THE PROBLEM:
Within the records below, find each line that holds the string "Work", then copy it.

## start RECORDED DATA

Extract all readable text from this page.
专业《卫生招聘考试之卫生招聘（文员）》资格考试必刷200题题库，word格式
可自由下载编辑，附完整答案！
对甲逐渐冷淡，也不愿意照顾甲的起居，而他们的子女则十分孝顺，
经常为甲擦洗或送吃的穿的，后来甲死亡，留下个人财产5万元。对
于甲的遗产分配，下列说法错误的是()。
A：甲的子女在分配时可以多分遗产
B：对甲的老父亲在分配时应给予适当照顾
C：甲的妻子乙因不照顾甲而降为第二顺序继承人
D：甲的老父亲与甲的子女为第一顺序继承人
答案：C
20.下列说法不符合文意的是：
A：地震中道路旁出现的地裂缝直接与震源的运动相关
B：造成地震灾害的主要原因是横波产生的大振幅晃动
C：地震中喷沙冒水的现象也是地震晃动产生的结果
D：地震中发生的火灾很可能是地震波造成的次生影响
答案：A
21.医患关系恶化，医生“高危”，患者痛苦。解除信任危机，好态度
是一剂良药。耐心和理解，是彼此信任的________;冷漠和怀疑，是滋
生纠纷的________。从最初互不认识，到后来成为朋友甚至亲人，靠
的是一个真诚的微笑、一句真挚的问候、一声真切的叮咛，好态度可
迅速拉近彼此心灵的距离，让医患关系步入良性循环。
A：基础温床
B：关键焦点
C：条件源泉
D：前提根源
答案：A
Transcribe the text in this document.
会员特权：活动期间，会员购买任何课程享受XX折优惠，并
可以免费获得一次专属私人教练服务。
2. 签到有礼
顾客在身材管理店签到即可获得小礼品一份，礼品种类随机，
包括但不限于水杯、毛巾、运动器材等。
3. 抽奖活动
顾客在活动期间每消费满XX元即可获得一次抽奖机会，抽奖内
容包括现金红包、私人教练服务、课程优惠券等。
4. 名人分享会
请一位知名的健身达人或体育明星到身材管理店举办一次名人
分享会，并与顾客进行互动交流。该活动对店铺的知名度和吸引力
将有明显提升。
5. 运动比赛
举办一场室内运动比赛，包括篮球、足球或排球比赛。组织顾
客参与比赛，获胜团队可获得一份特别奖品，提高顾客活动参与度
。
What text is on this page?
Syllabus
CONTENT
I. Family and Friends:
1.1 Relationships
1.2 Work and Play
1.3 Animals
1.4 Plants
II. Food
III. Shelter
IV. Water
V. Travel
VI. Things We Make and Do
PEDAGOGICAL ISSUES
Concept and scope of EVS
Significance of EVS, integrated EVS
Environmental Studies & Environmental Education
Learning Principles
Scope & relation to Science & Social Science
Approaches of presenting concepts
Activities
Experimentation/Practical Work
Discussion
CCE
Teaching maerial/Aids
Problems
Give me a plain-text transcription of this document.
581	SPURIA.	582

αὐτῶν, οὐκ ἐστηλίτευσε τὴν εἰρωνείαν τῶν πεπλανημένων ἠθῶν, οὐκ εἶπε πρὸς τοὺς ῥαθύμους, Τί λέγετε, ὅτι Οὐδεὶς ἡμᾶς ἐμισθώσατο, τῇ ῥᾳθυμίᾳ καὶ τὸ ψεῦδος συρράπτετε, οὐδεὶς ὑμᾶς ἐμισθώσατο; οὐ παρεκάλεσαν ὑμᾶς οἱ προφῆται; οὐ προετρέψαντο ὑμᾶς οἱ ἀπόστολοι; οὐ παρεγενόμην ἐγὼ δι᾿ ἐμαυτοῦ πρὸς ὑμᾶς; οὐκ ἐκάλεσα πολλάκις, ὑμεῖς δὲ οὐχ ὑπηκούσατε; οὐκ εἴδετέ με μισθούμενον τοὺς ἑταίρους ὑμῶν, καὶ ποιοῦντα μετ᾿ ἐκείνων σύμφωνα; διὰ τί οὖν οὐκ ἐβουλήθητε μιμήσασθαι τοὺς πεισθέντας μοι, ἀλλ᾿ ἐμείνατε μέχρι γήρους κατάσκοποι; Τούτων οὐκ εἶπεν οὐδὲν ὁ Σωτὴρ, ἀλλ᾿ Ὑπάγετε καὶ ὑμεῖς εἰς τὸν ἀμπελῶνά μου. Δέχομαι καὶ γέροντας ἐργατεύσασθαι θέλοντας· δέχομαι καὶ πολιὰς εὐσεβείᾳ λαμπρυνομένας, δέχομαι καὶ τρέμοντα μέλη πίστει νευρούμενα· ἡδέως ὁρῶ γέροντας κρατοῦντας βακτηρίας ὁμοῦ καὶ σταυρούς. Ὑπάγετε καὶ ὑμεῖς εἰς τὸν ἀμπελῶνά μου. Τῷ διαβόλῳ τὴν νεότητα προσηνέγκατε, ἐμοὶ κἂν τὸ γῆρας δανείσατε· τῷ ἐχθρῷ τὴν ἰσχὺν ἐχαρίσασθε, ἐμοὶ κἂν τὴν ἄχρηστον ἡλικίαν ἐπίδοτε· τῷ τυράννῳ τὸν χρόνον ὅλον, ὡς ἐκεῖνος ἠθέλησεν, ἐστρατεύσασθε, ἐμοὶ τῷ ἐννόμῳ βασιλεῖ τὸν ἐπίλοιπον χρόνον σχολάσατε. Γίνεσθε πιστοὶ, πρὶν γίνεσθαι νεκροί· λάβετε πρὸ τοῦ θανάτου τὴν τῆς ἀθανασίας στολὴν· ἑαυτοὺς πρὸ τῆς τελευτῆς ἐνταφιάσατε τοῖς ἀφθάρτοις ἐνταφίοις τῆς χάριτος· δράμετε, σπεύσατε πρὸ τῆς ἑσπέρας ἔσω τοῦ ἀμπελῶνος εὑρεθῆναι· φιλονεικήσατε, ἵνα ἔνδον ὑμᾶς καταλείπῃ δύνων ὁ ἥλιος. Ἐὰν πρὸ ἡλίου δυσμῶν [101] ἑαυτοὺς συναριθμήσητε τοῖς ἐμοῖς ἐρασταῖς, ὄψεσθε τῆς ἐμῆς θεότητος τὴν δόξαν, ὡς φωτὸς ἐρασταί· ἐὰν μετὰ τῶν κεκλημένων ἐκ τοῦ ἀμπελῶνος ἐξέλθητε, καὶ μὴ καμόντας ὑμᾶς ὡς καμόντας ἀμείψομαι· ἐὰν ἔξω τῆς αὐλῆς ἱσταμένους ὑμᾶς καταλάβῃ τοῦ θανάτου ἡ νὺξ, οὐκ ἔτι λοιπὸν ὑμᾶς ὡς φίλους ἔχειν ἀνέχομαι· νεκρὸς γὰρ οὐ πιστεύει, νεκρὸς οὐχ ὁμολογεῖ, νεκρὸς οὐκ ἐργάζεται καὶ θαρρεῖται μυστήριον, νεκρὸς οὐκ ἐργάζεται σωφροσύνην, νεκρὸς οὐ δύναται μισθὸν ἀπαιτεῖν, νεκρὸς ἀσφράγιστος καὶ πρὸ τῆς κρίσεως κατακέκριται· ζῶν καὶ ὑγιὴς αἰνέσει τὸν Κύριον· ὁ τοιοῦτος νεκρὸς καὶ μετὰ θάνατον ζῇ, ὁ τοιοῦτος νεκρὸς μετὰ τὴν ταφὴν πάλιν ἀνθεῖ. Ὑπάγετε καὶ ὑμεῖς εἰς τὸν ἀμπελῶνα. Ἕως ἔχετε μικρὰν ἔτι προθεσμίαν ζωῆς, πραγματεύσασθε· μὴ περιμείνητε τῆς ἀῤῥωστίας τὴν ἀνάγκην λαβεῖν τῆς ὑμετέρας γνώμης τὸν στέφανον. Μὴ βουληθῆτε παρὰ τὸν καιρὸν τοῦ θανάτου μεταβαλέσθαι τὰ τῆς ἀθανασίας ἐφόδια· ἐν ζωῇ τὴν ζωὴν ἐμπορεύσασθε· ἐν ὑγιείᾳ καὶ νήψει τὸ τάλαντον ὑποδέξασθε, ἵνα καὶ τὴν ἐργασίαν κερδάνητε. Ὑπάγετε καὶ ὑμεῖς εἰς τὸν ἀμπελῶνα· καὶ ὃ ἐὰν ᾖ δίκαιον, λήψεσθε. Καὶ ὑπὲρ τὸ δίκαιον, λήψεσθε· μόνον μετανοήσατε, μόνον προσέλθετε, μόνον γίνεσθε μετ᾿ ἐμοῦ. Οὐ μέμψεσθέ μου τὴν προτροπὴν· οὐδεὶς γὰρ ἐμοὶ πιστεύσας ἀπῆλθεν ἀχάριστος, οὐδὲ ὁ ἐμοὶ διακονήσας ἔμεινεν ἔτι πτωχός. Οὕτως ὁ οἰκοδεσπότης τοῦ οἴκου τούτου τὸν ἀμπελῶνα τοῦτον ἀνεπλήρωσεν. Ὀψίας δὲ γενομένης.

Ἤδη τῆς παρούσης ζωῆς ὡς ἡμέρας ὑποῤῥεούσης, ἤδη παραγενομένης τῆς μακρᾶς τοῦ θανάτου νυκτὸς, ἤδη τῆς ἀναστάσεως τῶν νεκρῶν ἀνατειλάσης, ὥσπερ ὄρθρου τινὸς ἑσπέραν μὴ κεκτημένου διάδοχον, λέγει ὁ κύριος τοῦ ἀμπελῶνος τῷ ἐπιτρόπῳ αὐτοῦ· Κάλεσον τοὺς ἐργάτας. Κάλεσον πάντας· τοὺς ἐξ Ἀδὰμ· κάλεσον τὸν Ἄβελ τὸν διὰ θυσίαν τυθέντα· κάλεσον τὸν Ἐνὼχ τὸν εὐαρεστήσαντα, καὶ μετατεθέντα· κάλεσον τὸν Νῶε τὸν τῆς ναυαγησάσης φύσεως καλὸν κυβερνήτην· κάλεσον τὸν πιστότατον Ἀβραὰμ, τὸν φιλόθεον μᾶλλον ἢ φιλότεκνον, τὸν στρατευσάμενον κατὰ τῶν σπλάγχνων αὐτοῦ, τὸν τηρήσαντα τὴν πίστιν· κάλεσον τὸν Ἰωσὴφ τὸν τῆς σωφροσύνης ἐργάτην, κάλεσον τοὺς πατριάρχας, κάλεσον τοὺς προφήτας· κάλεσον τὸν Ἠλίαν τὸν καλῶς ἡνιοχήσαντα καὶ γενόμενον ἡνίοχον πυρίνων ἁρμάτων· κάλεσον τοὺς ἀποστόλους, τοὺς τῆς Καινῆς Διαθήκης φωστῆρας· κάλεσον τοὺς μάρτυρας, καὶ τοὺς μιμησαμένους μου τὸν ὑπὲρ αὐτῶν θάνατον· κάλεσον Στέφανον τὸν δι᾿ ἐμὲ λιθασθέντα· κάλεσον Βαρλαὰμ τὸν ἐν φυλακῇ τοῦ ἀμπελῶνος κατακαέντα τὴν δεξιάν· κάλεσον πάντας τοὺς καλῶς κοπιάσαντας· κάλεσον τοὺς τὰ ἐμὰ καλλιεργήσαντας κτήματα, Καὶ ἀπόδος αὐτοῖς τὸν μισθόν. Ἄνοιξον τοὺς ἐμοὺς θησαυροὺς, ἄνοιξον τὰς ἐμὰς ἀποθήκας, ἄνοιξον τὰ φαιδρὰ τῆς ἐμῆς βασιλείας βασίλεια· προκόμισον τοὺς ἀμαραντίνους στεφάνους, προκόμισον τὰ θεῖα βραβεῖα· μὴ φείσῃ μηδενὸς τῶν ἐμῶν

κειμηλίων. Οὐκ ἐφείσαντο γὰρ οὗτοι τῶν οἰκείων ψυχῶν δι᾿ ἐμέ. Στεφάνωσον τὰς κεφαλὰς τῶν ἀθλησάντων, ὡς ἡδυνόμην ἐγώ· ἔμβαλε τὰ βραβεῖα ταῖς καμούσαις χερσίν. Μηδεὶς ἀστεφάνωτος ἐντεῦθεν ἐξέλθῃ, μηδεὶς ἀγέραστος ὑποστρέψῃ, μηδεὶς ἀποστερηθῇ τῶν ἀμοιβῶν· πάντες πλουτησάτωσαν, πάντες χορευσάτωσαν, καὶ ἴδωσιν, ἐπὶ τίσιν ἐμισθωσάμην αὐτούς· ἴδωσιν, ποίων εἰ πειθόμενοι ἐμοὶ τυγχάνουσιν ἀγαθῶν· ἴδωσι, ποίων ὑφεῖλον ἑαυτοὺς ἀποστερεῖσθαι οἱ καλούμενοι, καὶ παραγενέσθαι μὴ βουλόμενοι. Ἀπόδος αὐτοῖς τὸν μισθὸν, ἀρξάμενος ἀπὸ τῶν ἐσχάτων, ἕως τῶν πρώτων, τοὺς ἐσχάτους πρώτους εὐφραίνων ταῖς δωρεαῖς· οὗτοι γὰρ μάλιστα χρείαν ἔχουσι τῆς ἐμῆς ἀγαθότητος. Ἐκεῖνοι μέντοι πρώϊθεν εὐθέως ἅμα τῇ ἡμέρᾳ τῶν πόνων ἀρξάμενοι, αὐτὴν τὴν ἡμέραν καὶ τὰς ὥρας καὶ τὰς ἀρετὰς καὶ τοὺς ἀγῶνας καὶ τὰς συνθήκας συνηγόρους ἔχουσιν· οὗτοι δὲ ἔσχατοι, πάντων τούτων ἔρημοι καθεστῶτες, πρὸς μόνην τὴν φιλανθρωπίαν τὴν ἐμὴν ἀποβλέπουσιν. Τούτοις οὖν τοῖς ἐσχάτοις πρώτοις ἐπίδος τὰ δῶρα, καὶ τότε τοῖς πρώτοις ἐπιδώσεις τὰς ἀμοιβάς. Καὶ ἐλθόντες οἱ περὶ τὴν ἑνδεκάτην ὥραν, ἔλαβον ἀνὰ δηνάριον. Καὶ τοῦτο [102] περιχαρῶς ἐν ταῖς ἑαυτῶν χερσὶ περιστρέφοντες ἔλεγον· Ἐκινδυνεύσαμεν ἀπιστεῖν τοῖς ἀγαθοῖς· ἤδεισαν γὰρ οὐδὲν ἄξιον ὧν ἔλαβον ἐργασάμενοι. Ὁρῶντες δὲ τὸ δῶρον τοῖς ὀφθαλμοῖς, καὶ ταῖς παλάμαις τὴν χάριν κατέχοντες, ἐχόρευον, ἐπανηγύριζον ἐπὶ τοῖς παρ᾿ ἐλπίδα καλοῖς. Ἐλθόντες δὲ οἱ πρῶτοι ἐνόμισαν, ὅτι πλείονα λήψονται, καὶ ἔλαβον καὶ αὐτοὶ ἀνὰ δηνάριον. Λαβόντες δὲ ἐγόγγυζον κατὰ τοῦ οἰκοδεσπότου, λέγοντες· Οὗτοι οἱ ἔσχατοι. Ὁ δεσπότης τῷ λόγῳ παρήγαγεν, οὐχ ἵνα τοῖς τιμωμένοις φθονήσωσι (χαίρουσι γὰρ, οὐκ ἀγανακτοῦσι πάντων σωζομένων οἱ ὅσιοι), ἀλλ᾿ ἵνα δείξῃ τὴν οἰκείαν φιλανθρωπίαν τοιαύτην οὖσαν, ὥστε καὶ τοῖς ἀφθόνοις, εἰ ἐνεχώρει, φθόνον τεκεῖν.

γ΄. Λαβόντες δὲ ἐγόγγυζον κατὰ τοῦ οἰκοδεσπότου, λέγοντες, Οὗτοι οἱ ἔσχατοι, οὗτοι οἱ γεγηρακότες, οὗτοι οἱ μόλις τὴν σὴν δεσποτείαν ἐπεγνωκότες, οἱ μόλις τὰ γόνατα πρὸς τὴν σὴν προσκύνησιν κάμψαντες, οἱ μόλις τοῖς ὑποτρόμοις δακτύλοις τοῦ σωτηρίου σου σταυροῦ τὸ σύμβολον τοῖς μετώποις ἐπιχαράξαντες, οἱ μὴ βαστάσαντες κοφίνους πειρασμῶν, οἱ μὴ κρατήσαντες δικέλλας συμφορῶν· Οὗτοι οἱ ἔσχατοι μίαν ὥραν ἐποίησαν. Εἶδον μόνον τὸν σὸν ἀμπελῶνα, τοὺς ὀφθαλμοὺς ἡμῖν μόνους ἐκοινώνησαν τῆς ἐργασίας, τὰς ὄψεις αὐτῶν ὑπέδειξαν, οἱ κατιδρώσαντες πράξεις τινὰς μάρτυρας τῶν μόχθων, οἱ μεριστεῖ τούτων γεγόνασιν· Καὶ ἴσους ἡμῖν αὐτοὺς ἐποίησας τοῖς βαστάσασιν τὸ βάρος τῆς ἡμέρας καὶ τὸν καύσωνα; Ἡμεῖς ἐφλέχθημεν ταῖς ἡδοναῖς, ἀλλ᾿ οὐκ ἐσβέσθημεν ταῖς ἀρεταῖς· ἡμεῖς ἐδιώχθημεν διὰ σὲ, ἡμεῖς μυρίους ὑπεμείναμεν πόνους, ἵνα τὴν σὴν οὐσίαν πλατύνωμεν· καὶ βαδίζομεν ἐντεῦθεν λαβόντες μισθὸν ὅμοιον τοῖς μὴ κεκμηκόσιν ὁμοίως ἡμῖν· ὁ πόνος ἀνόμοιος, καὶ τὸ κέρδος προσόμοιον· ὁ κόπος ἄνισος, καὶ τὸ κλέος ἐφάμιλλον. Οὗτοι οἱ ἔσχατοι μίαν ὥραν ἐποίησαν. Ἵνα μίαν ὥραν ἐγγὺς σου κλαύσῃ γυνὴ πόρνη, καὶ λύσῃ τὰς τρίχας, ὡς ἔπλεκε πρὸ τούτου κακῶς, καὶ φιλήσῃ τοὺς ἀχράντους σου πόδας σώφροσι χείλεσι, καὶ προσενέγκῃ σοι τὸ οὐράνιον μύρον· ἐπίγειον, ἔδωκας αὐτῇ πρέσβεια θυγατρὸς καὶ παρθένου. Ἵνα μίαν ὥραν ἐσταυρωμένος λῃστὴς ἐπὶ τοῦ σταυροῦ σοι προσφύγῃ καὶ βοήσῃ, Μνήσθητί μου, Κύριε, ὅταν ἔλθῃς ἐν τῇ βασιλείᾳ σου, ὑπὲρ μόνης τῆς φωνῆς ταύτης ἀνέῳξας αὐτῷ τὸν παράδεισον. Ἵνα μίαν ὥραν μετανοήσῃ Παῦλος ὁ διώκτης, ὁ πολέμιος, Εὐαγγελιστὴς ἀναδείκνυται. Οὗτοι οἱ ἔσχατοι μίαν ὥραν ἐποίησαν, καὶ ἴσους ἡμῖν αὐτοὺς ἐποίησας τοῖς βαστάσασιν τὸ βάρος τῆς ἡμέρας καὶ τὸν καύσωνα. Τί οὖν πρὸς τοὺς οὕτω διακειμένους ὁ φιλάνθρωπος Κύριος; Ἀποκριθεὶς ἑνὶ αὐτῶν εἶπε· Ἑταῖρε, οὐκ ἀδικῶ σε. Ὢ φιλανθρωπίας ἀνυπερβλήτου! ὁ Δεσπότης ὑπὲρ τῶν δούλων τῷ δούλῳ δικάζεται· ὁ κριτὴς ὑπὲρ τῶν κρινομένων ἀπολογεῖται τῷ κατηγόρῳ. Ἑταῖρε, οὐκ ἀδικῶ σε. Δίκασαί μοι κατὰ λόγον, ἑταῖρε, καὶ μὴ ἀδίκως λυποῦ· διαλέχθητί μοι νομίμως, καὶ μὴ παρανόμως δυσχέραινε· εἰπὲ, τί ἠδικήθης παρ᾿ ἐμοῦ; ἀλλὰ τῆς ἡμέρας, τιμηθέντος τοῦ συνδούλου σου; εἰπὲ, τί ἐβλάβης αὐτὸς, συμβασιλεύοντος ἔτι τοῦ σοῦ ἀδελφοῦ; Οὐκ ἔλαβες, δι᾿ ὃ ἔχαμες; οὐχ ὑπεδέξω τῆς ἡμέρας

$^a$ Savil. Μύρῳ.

## end RECORDED DATA

ANSWER BELOW:
1.2 Work and Play
Experimentation/Practical Work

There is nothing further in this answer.